- [WORK TO BE COMPLETED]:
Return each entry exactly, omitting nothing.
:::
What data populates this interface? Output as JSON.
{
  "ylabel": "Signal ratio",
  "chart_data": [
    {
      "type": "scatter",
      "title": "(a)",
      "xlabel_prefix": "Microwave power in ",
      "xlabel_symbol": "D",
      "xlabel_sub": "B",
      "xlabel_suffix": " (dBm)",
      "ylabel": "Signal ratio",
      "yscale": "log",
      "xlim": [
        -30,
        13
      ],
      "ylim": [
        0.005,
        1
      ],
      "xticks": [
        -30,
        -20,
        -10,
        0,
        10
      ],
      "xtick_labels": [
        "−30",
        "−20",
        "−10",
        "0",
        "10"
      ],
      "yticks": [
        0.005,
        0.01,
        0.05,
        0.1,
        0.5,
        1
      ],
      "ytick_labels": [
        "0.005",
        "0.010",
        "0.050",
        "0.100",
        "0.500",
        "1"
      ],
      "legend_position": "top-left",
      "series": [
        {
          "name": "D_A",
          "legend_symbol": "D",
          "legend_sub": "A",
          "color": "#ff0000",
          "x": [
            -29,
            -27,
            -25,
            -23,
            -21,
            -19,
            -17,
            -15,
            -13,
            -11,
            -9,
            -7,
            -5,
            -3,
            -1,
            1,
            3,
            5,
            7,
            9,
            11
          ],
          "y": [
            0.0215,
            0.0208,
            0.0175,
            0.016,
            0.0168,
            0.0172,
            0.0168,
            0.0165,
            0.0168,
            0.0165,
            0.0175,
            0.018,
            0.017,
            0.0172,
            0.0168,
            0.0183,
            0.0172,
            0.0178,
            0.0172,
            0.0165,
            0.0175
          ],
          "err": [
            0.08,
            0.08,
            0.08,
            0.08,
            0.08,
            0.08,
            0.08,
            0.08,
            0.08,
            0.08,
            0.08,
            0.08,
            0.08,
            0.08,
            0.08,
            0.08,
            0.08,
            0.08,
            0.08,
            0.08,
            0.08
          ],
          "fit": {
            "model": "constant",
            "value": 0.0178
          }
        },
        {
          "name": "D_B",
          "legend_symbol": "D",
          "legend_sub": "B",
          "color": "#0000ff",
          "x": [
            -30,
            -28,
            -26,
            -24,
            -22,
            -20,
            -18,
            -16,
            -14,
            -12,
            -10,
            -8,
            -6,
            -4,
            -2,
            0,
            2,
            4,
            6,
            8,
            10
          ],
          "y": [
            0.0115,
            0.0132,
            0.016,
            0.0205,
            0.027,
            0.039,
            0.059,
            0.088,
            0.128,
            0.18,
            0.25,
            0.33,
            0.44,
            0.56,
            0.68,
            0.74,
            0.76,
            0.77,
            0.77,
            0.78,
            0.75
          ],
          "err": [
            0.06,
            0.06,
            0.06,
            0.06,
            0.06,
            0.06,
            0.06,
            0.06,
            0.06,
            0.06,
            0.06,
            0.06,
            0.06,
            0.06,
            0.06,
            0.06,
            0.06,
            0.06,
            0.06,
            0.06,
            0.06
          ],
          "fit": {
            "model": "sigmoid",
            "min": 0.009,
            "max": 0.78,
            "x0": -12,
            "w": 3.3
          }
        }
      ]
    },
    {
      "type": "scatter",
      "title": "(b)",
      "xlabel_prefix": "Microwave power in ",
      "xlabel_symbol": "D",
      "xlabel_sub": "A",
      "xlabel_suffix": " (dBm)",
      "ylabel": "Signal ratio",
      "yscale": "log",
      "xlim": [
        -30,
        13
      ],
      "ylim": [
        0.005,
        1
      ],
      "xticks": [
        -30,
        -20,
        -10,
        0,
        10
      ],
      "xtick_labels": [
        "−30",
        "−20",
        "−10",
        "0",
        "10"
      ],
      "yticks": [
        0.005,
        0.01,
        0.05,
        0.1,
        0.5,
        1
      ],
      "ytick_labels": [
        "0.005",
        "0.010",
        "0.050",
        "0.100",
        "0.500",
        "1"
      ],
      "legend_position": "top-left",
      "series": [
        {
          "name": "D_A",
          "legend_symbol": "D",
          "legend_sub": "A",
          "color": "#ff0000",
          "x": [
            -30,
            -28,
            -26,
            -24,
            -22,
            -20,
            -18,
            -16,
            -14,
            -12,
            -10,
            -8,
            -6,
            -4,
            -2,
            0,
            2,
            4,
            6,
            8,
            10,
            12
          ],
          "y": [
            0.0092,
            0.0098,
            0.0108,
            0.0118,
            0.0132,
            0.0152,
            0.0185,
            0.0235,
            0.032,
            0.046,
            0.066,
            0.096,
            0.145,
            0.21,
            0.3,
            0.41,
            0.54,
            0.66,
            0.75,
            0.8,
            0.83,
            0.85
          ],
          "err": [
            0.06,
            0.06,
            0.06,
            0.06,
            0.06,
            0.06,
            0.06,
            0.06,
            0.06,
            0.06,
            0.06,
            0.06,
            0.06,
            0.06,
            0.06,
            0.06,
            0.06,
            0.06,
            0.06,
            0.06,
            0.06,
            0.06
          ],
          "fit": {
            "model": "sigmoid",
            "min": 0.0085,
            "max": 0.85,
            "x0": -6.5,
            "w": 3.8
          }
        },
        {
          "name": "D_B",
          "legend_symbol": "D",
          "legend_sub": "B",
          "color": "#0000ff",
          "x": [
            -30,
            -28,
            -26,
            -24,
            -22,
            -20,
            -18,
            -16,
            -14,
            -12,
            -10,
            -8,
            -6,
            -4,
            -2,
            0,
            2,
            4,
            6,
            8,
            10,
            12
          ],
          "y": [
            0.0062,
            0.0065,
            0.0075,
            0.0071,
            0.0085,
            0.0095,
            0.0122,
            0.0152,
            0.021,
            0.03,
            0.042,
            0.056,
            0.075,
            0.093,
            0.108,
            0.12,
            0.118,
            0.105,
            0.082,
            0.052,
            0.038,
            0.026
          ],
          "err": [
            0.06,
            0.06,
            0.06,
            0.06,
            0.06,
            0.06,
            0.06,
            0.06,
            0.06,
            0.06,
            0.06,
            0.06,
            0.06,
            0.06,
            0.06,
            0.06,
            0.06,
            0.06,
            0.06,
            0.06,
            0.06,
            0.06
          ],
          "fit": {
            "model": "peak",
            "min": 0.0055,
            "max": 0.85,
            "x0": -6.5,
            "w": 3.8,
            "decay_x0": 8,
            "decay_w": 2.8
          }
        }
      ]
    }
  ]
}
:::
- [OUTPUT OF THE TASK]:
What data populates this interface? Output as JSON.
{
  "ylabel": "Signal ratio",
  "chart_data": [
    {
      "type": "scatter",
      "title": "(a)",
      "xlabel_prefix": "Microwave power in ",
      "xlabel_symbol": "D",
      "xlabel_sub": "B",
      "xlabel_suffix": " (dBm)",
      "ylabel": "Signal ratio",
      "yscale": "log",
      "xlim": [
        -30,
        13
      ],
      "ylim": [
        0.005,
        1
      ],
      "xticks": [
        -30,
        -20,
        -10,
        0,
        10
      ],
      "xtick_labels": [
        "−30",
        "−20",
        "−10",
        "0",
        "10"
      ],
      "yticks": [
        0.005,
        0.01,
        0.05,
        0.1,
        0.5,
        1
      ],
      "ytick_labels": [
        "0.005",
        "0.010",
        "0.050",
        "0.100",
        "0.500",
        "1"
      ],
      "legend_position": "top-left",
      "series": [
        {
          "name": "D_A",
          "legend_symbol": "D",
          "legend_sub": "A",
          "color": "#ff0000",
          "x": [
            -29,
            -27,
            -25,
            -23,
            -21,
            -19,
            -17,
            -15,
            -13,
            -11,
            -9,
            -7,
            -5,
            -3,
            -1,
            1,
            3,
            5,
            7,
            9,
            11
          ],
          "y": [
            0.0215,
            0.0208,
            0.0175,
            0.016,
            0.0168,
            0.0172,
            0.0168,
            0.0165,
            0.0168,
            0.0165,
            0.0175,
            0.018,
            0.017,
            0.0172,
            0.0168,
            0.0183,
            0.0172,
            0.0178,
            0.0172,
            0.0165,
            0.0175
          ],
          "err": [
            0.08,
            0.08,
            0.08,
            0.08,
            0.08,
            0.08,
            0.08,
            0.08,
            0.08,
            0.08,
            0.08,
            0.08,
            0.08,
            0.08,
            0.08,
            0.08,
            0.08,
            0.08,
            0.08,
            0.08,
            0.08
          ],
          "fit": {
            "model": "constant",
            "value": 0.0178
          }
        },
        {
          "name": "D_B",
          "legend_symbol": "D",
          "legend_sub": "B",
          "color": "#0000ff",
          "x": [
            -30,
            -28,
            -26,
            -24,
            -22,
            -20,
            -18,
            -16,
            -14,
            -12,
            -10,
            -8,
            -6,
            -4,
            -2,
            0,
            2,
            4,
            6,
            8,
            10
          ],
          "y": [
            0.0115,
            0.0132,
            0.016,
            0.0205,
            0.027,
            0.039,
            0.059,
            0.088,
            0.128,
            0.18,
            0.25,
            0.33,
            0.44,
            0.56,
            0.68,
            0.74,
            0.76,
            0.77,
            0.77,
            0.78,
            0.75
          ],
          "err": [
            0.06,
            0.06,
            0.06,
            0.06,
            0.06,
            0.06,
            0.06,
            0.06,
            0.06,
            0.06,
            0.06,
            0.06,
            0.06,
            0.06,
            0.06,
            0.06,
            0.06,
            0.06,
            0.06,
            0.06,
            0.06
          ],
          "fit": {
            "model": "sigmoid",
            "min": 0.009,
            "max": 0.78,
            "x0": -12,
            "w": 3.3
          }
        }
      ]
    },
    {
      "type": "scatter",
      "title": "(b)",
      "xlabel_prefix": "Microwave power in ",
      "xlabel_symbol": "D",
      "xlabel_sub": "A",
      "xlabel_suffix": " (dBm)",
      "ylabel": "Signal ratio",
      "yscale": "log",
      "xlim": [
        -30,
        13
      ],
      "ylim": [
        0.005,
        1
      ],
      "xticks": [
        -30,
        -20,
        -10,
        0,
        10
      ],
      "xtick_labels": [
        "−30",
        "−20",
        "−10",
        "0",
        "10"
      ],
      "yticks": [
        0.005,
        0.01,
        0.05,
        0.1,
        0.5,
        1
      ],
      "ytick_labels": [
        "0.005",
        "0.010",
        "0.050",
        "0.100",
        "0.500",
        "1"
      ],
      "legend_position": "top-left",
      "series": [
        {
          "name": "D_A",
          "legend_symbol": "D",
          "legend_sub": "A",
          "color": "#ff0000",
          "x": [
            -30,
            -28,
            -26,
            -24,
            -22,
            -20,
            -18,
            -16,
            -14,
            -12,
            -10,
            -8,
            -6,
            -4,
            -2,
            0,
            2,
            4,
            6,
            8,
            10,
            12
          ],
          "y": [
            0.0092,
            0.0098,
            0.0108,
            0.0118,
            0.0132,
            0.0152,
            0.0185,
            0.0235,
            0.032,
            0.046,
            0.066,
            0.096,
            0.145,
            0.21,
            0.3,
            0.41,
            0.54,
            0.66,
            0.75,
            0.8,
            0.83,
            0.85
          ],
          "err": [
            0.06,
            0.06,
            0.06,
            0.06,
            0.06,
            0.06,
            0.06,
            0.06,
            0.06,
            0.06,
            0.06,
            0.06,
            0.06,
            0.06,
            0.06,
            0.06,
            0.06,
            0.06,
            0.06,
            0.06,
            0.06,
            0.06
          ],
          "fit": {
            "model": "sigmoid",
            "min": 0.0085,
            "max": 0.85,
            "x0": -6.5,
            "w": 3.8
          }
        },
        {
          "name": "D_B",
          "legend_symbol": "D",
          "legend_sub": "B",
          "color": "#0000ff",
          "x": [
            -30,
            -28,
            -26,
            -24,
            -22,
            -20,
            -18,
            -16,
            -14,
            -12,
            -10,
            -8,
            -6,
            -4,
            -2,
            0,
            2,
            4,
            6,
            8,
            10,
            12
          ],
          "y": [
            0.0062,
            0.0065,
            0.0075,
            0.0071,
            0.0085,
            0.0095,
            0.0122,
            0.0152,
            0.021,
            0.03,
            0.042,
            0.056,
            0.075,
            0.093,
            0.108,
            0.12,
            0.118,
            0.105,
            0.082,
            0.052,
            0.038,
            0.026
          ],
          "err": [
            0.06,
            0.06,
            0.06,
            0.06,
            0.06,
            0.06,
            0.06,
            0.06,
            0.06,
            0.06,
            0.06,
            0.06,
            0.06,
            0.06,
            0.06,
            0.06,
            0.06,
            0.06,
            0.06,
            0.06,
            0.06,
            0.06
          ],
          "fit": {
            "model": "peak",
            "min": 0.0055,
            "max": 0.85,
            "x0": -6.5,
            "w": 3.8,
            "decay_x0": 8,
            "decay_w": 2.8
          }
        }
      ]
    }
  ]
}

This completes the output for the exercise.